** BEGIN Data shown **
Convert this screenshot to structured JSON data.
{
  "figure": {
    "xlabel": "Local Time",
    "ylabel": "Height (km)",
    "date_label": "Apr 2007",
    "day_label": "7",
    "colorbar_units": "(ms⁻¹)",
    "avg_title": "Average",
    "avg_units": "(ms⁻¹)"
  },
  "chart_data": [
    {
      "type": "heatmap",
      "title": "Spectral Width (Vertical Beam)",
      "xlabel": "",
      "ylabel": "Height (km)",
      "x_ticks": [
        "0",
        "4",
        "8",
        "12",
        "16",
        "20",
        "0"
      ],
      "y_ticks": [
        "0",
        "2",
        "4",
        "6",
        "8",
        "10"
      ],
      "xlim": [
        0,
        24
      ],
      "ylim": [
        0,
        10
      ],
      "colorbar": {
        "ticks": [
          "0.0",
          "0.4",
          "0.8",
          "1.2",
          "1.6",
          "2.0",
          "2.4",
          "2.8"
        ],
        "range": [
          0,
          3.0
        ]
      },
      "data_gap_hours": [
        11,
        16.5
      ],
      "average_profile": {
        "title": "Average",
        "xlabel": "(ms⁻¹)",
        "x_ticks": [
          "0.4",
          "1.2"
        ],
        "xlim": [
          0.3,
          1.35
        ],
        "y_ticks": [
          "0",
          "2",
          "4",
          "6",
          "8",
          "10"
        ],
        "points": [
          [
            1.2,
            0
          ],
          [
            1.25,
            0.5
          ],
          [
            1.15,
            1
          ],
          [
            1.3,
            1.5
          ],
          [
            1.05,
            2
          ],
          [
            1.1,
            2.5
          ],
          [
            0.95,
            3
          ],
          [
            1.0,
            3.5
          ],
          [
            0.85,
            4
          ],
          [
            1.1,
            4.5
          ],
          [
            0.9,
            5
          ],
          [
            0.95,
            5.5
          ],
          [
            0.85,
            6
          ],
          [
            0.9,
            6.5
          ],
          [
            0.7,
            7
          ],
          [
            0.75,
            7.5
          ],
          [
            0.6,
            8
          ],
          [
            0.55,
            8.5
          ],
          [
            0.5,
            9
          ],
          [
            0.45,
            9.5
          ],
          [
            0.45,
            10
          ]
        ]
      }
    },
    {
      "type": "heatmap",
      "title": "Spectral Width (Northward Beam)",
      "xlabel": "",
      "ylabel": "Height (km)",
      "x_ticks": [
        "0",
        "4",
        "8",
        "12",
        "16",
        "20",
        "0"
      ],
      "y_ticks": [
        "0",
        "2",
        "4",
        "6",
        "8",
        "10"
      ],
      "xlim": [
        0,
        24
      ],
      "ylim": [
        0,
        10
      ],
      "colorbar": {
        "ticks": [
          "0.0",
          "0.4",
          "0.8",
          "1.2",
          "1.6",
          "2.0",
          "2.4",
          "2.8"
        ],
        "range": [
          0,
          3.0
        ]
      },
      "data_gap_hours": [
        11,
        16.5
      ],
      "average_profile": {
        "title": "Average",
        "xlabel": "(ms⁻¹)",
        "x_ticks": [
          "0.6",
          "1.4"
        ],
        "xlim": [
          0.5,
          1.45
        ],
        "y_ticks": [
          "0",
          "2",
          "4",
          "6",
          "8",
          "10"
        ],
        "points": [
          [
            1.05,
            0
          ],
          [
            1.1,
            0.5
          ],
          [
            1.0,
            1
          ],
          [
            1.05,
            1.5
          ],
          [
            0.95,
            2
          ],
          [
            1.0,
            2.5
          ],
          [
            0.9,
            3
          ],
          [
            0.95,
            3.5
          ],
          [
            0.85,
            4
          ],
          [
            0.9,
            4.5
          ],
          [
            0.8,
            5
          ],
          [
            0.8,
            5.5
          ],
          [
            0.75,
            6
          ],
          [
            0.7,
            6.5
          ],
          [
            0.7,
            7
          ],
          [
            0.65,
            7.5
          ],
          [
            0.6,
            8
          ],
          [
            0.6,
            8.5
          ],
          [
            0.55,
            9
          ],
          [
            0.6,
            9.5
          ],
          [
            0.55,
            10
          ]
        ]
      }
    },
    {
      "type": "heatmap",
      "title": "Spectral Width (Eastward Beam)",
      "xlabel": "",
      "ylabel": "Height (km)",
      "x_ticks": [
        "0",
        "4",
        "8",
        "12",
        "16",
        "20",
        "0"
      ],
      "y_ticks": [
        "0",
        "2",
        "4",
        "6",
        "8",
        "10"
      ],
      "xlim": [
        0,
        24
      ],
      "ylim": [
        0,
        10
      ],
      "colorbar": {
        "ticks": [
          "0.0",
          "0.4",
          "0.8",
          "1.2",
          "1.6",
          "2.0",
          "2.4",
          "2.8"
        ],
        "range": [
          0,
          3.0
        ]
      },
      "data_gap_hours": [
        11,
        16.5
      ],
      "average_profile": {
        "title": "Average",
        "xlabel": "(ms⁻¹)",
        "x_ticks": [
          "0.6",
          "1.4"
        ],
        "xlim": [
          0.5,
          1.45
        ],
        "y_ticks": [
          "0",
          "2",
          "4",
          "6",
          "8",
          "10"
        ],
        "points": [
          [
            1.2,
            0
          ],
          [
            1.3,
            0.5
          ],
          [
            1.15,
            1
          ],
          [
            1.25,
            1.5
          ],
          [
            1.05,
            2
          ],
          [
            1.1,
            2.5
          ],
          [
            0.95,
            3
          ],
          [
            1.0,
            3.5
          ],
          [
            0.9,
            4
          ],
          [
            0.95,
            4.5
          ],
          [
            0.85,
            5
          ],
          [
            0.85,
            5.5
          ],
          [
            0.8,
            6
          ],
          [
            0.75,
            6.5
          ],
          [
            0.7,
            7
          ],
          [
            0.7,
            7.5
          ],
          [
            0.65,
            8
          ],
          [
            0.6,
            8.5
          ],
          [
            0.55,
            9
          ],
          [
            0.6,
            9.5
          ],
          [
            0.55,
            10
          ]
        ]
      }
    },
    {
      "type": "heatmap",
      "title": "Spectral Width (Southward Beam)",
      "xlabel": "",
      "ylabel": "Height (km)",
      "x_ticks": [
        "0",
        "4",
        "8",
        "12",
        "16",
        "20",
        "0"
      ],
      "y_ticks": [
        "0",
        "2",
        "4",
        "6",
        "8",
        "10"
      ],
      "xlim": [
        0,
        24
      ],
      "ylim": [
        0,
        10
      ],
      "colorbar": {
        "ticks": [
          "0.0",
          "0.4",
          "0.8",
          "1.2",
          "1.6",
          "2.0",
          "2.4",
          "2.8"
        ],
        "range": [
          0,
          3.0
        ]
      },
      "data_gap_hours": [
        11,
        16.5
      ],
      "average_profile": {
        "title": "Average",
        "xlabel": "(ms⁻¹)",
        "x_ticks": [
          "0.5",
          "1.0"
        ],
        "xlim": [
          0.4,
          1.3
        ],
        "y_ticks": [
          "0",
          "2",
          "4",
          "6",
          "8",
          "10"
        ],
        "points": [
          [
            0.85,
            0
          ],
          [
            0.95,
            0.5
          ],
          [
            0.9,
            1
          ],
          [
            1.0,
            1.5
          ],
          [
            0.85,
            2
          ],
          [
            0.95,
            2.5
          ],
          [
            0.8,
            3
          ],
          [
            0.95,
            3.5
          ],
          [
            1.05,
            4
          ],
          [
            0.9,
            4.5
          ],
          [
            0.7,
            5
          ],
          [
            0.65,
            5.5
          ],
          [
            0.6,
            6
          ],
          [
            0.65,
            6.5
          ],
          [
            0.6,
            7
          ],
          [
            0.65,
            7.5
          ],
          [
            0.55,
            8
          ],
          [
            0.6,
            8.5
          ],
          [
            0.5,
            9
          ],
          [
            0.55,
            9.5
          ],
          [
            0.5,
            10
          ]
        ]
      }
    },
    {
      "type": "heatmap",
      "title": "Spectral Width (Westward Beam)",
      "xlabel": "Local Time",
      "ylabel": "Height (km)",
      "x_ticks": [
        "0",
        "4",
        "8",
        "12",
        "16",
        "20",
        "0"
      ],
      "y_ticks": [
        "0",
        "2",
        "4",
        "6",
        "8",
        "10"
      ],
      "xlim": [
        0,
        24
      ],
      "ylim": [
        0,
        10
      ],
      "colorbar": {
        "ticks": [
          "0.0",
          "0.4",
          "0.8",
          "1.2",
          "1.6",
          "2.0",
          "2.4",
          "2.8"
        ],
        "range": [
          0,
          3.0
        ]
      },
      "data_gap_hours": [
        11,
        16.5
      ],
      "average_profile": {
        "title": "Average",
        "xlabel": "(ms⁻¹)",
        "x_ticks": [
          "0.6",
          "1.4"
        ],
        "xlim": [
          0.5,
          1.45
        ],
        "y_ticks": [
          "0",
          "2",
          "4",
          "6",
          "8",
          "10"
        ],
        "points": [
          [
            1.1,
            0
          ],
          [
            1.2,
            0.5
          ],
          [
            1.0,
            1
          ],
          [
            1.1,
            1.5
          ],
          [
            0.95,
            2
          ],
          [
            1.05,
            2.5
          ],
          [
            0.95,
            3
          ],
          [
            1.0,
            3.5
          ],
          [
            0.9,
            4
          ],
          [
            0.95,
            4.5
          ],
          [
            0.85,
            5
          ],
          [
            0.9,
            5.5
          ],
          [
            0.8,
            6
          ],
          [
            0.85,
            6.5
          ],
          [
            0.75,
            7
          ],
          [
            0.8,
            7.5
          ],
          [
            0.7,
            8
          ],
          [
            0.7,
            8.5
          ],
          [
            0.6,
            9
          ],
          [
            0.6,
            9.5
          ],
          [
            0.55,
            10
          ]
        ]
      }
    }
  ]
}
** END Data shown **
__Required work__: Identify and copy lines that hold the string "Time".

__Solved problem__:
    "xlabel": "Local Time",
      "xlabel": "Local Time",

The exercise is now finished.